* Problem description
Output each entry that follows exactly. Images stay out.
-- Begin Records supplied --
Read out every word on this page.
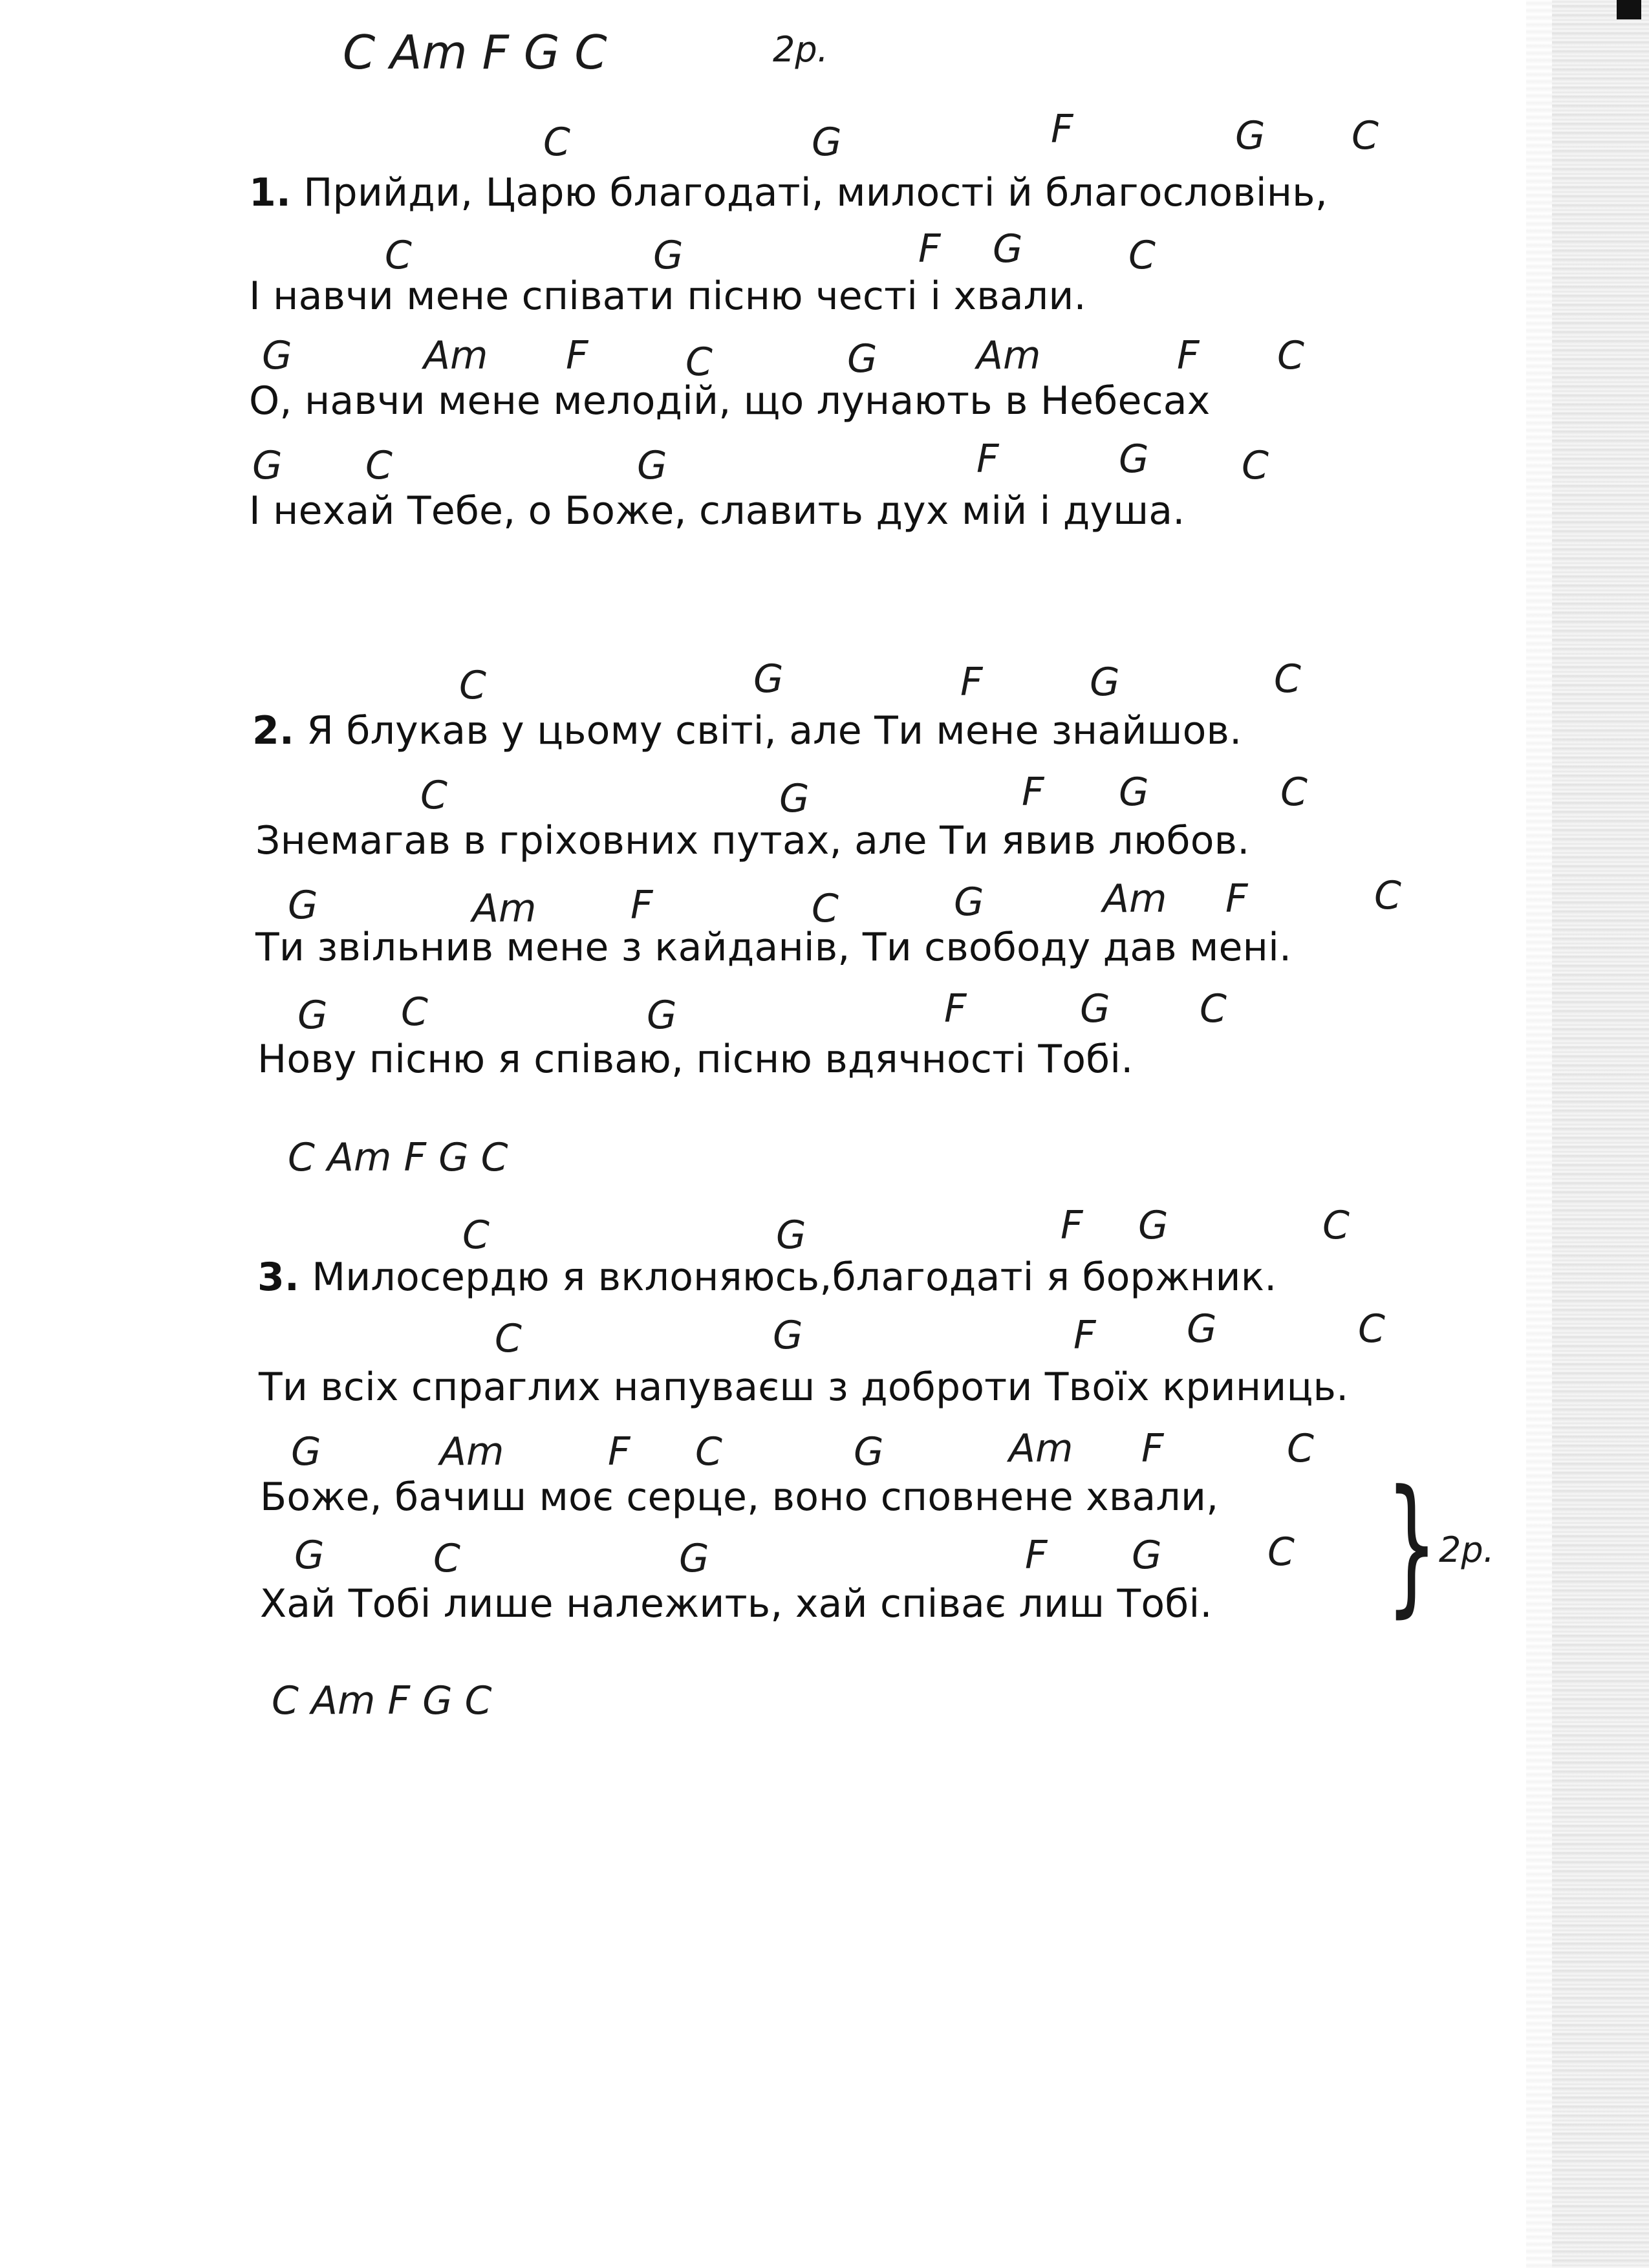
C Am F G C	2р.
C	G	F	G C
1. Прийди, Царю благодаті, милості й благословінь,
C	G	F G	C
І навчи мене співати пісню честі і хвали.
G	Am F	C	G	Am	F C
О, навчи мене мелодій, що лунають в Небесах
G C	G	F	G C
І нехай Тебе, о Боже, славить дух мій і душа.
C	G	F	G	C
2. Я блукав у цьому світі, але Ти мене знайшов.
C	G	F G	C
Знемагав в гріховних путах, але Ти явив любов.
G	Am F	C	G	Am F	C
Ти звільнив мене з кайданів, Ти свободу дав мені.
G C	G	F	G C
Нову пісню я співаю, пісню вдячності Тобі.
C Am F G C
C	G	F G	C
3. Милосердю я вклоняюсь,благодаті я боржник.
C	G	F G	C
Ти всіх спраглих напуваєш з доброти Твоїх криниць.
G	Am	F C	G	Am F	C
Боже, бачиш моє серце, воно сповнене хвали,
G	C	G	F G	C
Хай Тобі лише належить, хай співає лиш Тобі. } 2р.
C Am F G C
-- End Records supplied --
* Solution for this exercise
Read out every word on this page.
C Am F G C	2р.
C	G	F	G C
1. Прийди, Царю благодаті, милості й благословінь,
C	G	F G	C
І навчи мене співати пісню честі і хвали.
G	Am F	C	G	Am	F C
О, навчи мене мелодій, що лунають в Небесах
G C	G	F	G C
І нехай Тебе, о Боже, славить дух мій і душа.
C	G	F	G	C
2. Я блукав у цьому світі, але Ти мене знайшов.
C	G	F G	C
Знемагав в гріховних путах, але Ти явив любов.
G	Am F	C	G	Am F	C
Ти звільнив мене з кайданів, Ти свободу дав мені.
G C	G	F	G C
Нову пісню я співаю, пісню вдячності Тобі.
C Am F G C
C	G	F G	C
3. Милосердю я вклоняюсь,благодаті я боржник.
C	G	F G	C
Ти всіх спраглих напуваєш з доброти Твоїх криниць.
G	Am	F C	G	Am F	C
Боже, бачиш моє серце, воно сповнене хвали,
G	C	G	F G	C
Хай Тобі лише належить, хай співає лиш Тобі. } 2р.
C Am F G C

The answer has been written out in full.